Exercise requirements> Gather every line that includes the word "亿重量箱", please.

=-=-=-=-=

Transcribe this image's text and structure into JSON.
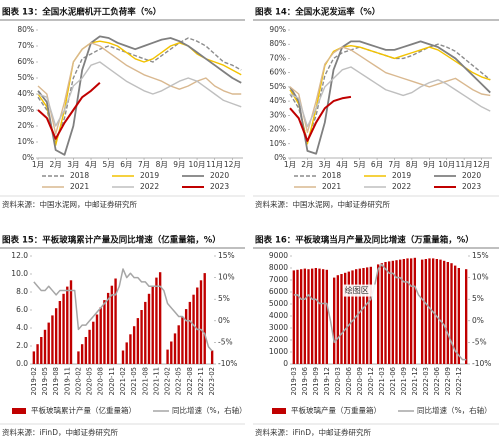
{
  "chart_data": [
    {
      "type": "line",
      "title": "图表 13：全国水泥磨机开工负荷率（%）",
      "source": "资料来源：中国水泥网，中邮证券研究所",
      "x": [
        1,
        1.5,
        2,
        2.5,
        3,
        3.5,
        4,
        4.5,
        5,
        5.5,
        6,
        6.5,
        7,
        7.5,
        8,
        8.5,
        9,
        9.5,
        10,
        10.5,
        11,
        11.5,
        12,
        12.5
      ],
      "xlim": [
        1,
        12.6
      ],
      "xticks": [
        {
          "value": 1,
          "label": "1月"
        },
        {
          "value": 2,
          "label": "2月"
        },
        {
          "value": 3,
          "label": "3月"
        },
        {
          "value": 4,
          "label": "4月"
        },
        {
          "value": 5,
          "label": "5月"
        },
        {
          "value": 6,
          "label": "6月"
        },
        {
          "value": 7,
          "label": "7月"
        },
        {
          "value": 8,
          "label": "8月"
        },
        {
          "value": 9,
          "label": "9月"
        },
        {
          "value": 10,
          "label": "10月"
        },
        {
          "value": 11,
          "label": "11月"
        },
        {
          "value": 12,
          "label": "12月"
        }
      ],
      "ylim": [
        0,
        80
      ],
      "yticks": [
        {
          "value": 0,
          "label": "0%"
        },
        {
          "value": 10,
          "label": "10%"
        },
        {
          "value": 20,
          "label": "20%"
        },
        {
          "value": 30,
          "label": "30%"
        },
        {
          "value": 40,
          "label": "40%"
        },
        {
          "value": 50,
          "label": "50%"
        },
        {
          "value": 60,
          "label": "60%"
        },
        {
          "value": 70,
          "label": "70%"
        },
        {
          "value": 80,
          "label": "80%"
        }
      ],
      "series": [
        {
          "name": "2018",
          "color": "#8c8c8c",
          "dash": true,
          "values": [
            38,
            30,
            10,
            25,
            50,
            62,
            65,
            68,
            70,
            68,
            66,
            64,
            62,
            60,
            64,
            68,
            72,
            75,
            73,
            70,
            65,
            60,
            58,
            55
          ]
        },
        {
          "name": "2019",
          "color": "#f2c200",
          "values": [
            40,
            32,
            8,
            30,
            60,
            68,
            72,
            73,
            72,
            70,
            66,
            62,
            60,
            62,
            66,
            70,
            72,
            70,
            65,
            62,
            60,
            58,
            55,
            52
          ]
        },
        {
          "name": "2020",
          "color": "#7f7f7f",
          "values": [
            42,
            35,
            5,
            2,
            20,
            55,
            72,
            76,
            75,
            72,
            70,
            68,
            70,
            72,
            74,
            75,
            73,
            70,
            66,
            62,
            58,
            54,
            50,
            47
          ]
        },
        {
          "name": "2021",
          "color": "#d9b88f",
          "values": [
            45,
            40,
            15,
            35,
            60,
            68,
            72,
            70,
            66,
            62,
            58,
            55,
            52,
            50,
            48,
            45,
            43,
            45,
            48,
            50,
            45,
            42,
            40,
            40
          ]
        },
        {
          "name": "2022",
          "color": "#bfbfbf",
          "values": [
            40,
            38,
            20,
            30,
            45,
            50,
            58,
            60,
            56,
            52,
            48,
            45,
            42,
            40,
            42,
            45,
            48,
            50,
            48,
            44,
            40,
            36,
            34,
            32
          ]
        },
        {
          "name": "2023",
          "color": "#c00000",
          "values": [
            30,
            25,
            12,
            22,
            30,
            38,
            42,
            47,
            null,
            null,
            null,
            null,
            null,
            null,
            null,
            null,
            null,
            null,
            null,
            null,
            null,
            null,
            null,
            null
          ]
        }
      ]
    },
    {
      "type": "line",
      "title": "图表 14：全国水泥发运率（%）",
      "source": "资料来源：中国水泥网，中邮证券研究所",
      "x": [
        1,
        1.5,
        2,
        2.5,
        3,
        3.5,
        4,
        4.5,
        5,
        5.5,
        6,
        6.5,
        7,
        7.5,
        8,
        8.5,
        9,
        9.5,
        10,
        10.5,
        11,
        11.5,
        12,
        12.5
      ],
      "xlim": [
        1,
        12.6
      ],
      "xticks": [
        {
          "value": 1,
          "label": "1月"
        },
        {
          "value": 2,
          "label": "2月"
        },
        {
          "value": 3,
          "label": "3月"
        },
        {
          "value": 4,
          "label": "4月"
        },
        {
          "value": 5,
          "label": "5月"
        },
        {
          "value": 6,
          "label": "6月"
        },
        {
          "value": 7,
          "label": "7月"
        },
        {
          "value": 8,
          "label": "8月"
        },
        {
          "value": 9,
          "label": "9月"
        },
        {
          "value": 10,
          "label": "10月"
        },
        {
          "value": 11,
          "label": "11月"
        },
        {
          "value": 12,
          "label": "12月"
        }
      ],
      "ylim": [
        0,
        90
      ],
      "yticks": [
        {
          "value": 0,
          "label": "0%"
        },
        {
          "value": 10,
          "label": "10%"
        },
        {
          "value": 20,
          "label": "20%"
        },
        {
          "value": 30,
          "label": "30%"
        },
        {
          "value": 40,
          "label": "40%"
        },
        {
          "value": 50,
          "label": "50%"
        },
        {
          "value": 60,
          "label": "60%"
        },
        {
          "value": 70,
          "label": "70%"
        },
        {
          "value": 80,
          "label": "80%"
        },
        {
          "value": 90,
          "label": "90%"
        }
      ],
      "series": [
        {
          "name": "2018",
          "color": "#8c8c8c",
          "dash": true,
          "values": [
            45,
            35,
            12,
            30,
            58,
            70,
            74,
            76,
            78,
            76,
            74,
            72,
            70,
            70,
            72,
            75,
            78,
            80,
            78,
            75,
            70,
            65,
            60,
            55
          ]
        },
        {
          "name": "2019",
          "color": "#f2c200",
          "values": [
            48,
            38,
            10,
            35,
            65,
            75,
            78,
            79,
            78,
            76,
            74,
            72,
            70,
            72,
            74,
            76,
            78,
            76,
            72,
            68,
            64,
            60,
            57,
            55
          ]
        },
        {
          "name": "2020",
          "color": "#7f7f7f",
          "values": [
            50,
            40,
            5,
            3,
            25,
            62,
            78,
            82,
            82,
            80,
            78,
            76,
            76,
            78,
            80,
            82,
            80,
            78,
            74,
            70,
            64,
            58,
            52,
            46
          ]
        },
        {
          "name": "2021",
          "color": "#d9b88f",
          "values": [
            50,
            45,
            18,
            40,
            66,
            74,
            78,
            76,
            72,
            68,
            64,
            60,
            58,
            56,
            54,
            52,
            50,
            52,
            54,
            56,
            52,
            48,
            45,
            44
          ]
        },
        {
          "name": "2022",
          "color": "#bfbfbf",
          "values": [
            45,
            42,
            22,
            35,
            50,
            56,
            62,
            64,
            60,
            56,
            52,
            48,
            46,
            44,
            46,
            50,
            53,
            55,
            52,
            48,
            44,
            40,
            36,
            33
          ]
        },
        {
          "name": "2023",
          "color": "#c00000",
          "values": [
            35,
            28,
            12,
            25,
            35,
            40,
            42,
            43,
            null,
            null,
            null,
            null,
            null,
            null,
            null,
            null,
            null,
            null,
            null,
            null,
            null,
            null,
            null,
            null
          ]
        }
      ]
    },
    {
      "type": "bar",
      "title": "图表 15：平板玻璃累计产量及同比增速（亿重量箱，%）",
      "source": "资料来源：iFinD，中邮证券研究所",
      "categories": [
        "2019-02",
        null,
        null,
        "2019-05",
        null,
        null,
        "2019-08",
        null,
        null,
        "2019-11",
        null,
        null,
        "2020-02",
        null,
        null,
        "2020-05",
        null,
        null,
        "2020-08",
        null,
        null,
        "2020-11",
        null,
        null,
        "2021-02",
        null,
        null,
        "2021-05",
        null,
        null,
        "2021-08",
        null,
        null,
        "2021-11",
        null,
        null,
        "2022-02",
        null,
        null,
        "2022-05",
        null,
        null,
        "2022-08",
        null,
        null,
        "2022-11",
        null,
        null,
        "2023-02"
      ],
      "ylim": [
        0,
        12
      ],
      "yticks": [
        {
          "value": 0,
          "label": "0.0"
        },
        {
          "value": 2,
          "label": "2.0"
        },
        {
          "value": 4,
          "label": "4.0"
        },
        {
          "value": 6,
          "label": "6.0"
        },
        {
          "value": 8,
          "label": "8.0"
        },
        {
          "value": 10,
          "label": "10.0"
        },
        {
          "value": 12,
          "label": "12.0"
        }
      ],
      "y2lim": [
        -10,
        15
      ],
      "y2ticks": [
        {
          "value": -10,
          "label": "-10%"
        },
        {
          "value": -5,
          "label": "-5%"
        },
        {
          "value": 0,
          "label": "0%"
        },
        {
          "value": 5,
          "label": "5%"
        },
        {
          "value": 10,
          "label": "10%"
        },
        {
          "value": 15,
          "label": "15%"
        }
      ],
      "series": [
        {
          "name": "平板玻璃累计产量（亿重量箱）",
          "type": "bar",
          "color": "#c00000",
          "values": [
            1.4,
            2.2,
            3.0,
            3.8,
            4.6,
            5.4,
            6.2,
            7.0,
            7.8,
            8.6,
            9.3,
            null,
            1.4,
            2.2,
            3.0,
            3.8,
            4.7,
            5.5,
            6.3,
            7.1,
            7.9,
            8.7,
            9.5,
            null,
            1.5,
            2.4,
            3.3,
            4.2,
            5.1,
            6.0,
            6.9,
            7.8,
            8.7,
            9.6,
            10.2,
            null,
            1.6,
            2.5,
            3.4,
            4.3,
            5.2,
            6.1,
            6.9,
            7.7,
            8.5,
            9.3,
            10.1,
            null,
            1.5
          ]
        },
        {
          "name": "同比增速（%，右轴）",
          "type": "line",
          "axis": "y2",
          "color": "#a6a6a6",
          "values": [
            9,
            8,
            7,
            7,
            8,
            7,
            6,
            7,
            7,
            7,
            7,
            7,
            -2,
            -1,
            -1,
            0,
            1,
            2,
            3,
            4,
            5,
            6,
            6,
            8,
            12,
            10,
            11,
            10,
            10,
            9,
            9,
            8,
            8,
            8,
            8,
            7,
            4,
            3,
            2,
            1,
            1,
            0,
            0,
            -1,
            -2,
            -2,
            -3,
            -6,
            -7
          ]
        }
      ]
    },
    {
      "type": "bar",
      "title": "图表 16：平板玻璃当月产量及同比增速（万重量箱，%）",
      "source": "资料来源：iFinD，中邮证券研究所",
      "annotation": "绘图区",
      "categories": [
        "2019-03",
        null,
        null,
        "2019-06",
        null,
        null,
        "2019-09",
        null,
        null,
        "2019-12",
        null,
        null,
        "2020-03",
        null,
        null,
        "2020-06",
        null,
        null,
        "2020-09",
        null,
        null,
        "2020-12",
        null,
        null,
        "2021-03",
        null,
        null,
        "2021-06",
        null,
        null,
        "2021-09",
        null,
        null,
        "2021-12",
        null,
        null,
        "2022-03",
        null,
        null,
        "2022-06",
        null,
        null,
        "2022-09",
        null,
        null,
        "2022-12",
        null,
        null
      ],
      "ylim": [
        0,
        9000
      ],
      "yticks": [
        0,
        1000,
        2000,
        3000,
        4000,
        5000,
        6000,
        7000,
        8000,
        9000
      ],
      "y2lim": [
        -10,
        15
      ],
      "y2ticks": [
        {
          "value": -10,
          "label": "-10%"
        },
        {
          "value": -5,
          "label": "-5%"
        },
        {
          "value": 0,
          "label": "0%"
        },
        {
          "value": 5,
          "label": "5%"
        },
        {
          "value": 10,
          "label": "10%"
        },
        {
          "value": 15,
          "label": "15%"
        }
      ],
      "series": [
        {
          "name": "平板玻璃产量（万重量箱）",
          "type": "bar",
          "color": "#c00000",
          "values": [
            7800,
            7850,
            7900,
            7950,
            7900,
            7950,
            8000,
            7950,
            7900,
            7850,
            null,
            7200,
            7400,
            7500,
            7600,
            7700,
            7800,
            7900,
            7950,
            8000,
            8050,
            8100,
            null,
            8300,
            8400,
            8500,
            8550,
            8600,
            8650,
            8700,
            8750,
            8800,
            8800,
            8850,
            null,
            8700,
            8750,
            8800,
            8800,
            8750,
            8700,
            8600,
            8500,
            8400,
            8200,
            8000,
            null,
            7900
          ]
        },
        {
          "name": "同比增速（%，右轴）",
          "type": "line",
          "axis": "y2",
          "color": "#a6a6a6",
          "values": [
            6,
            6,
            5,
            5,
            6,
            5,
            5,
            4,
            4,
            4,
            0,
            -5,
            -4,
            -3,
            -2,
            -1,
            0,
            1,
            2,
            3,
            4,
            5,
            8,
            12,
            13,
            12,
            11,
            11,
            10,
            10,
            9,
            9,
            8,
            8,
            6,
            5,
            4,
            3,
            2,
            1,
            0,
            -1,
            -3,
            -5,
            -7,
            -8,
            -9,
            -9
          ]
        }
      ]
    }
  ]
}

=-=-=-=-=

Solution to the exercise>
      "title": "图表 15：平板玻璃累计产量及同比增速（亿重量箱，%）",
          "name": "平板玻璃累计产量（亿重量箱）",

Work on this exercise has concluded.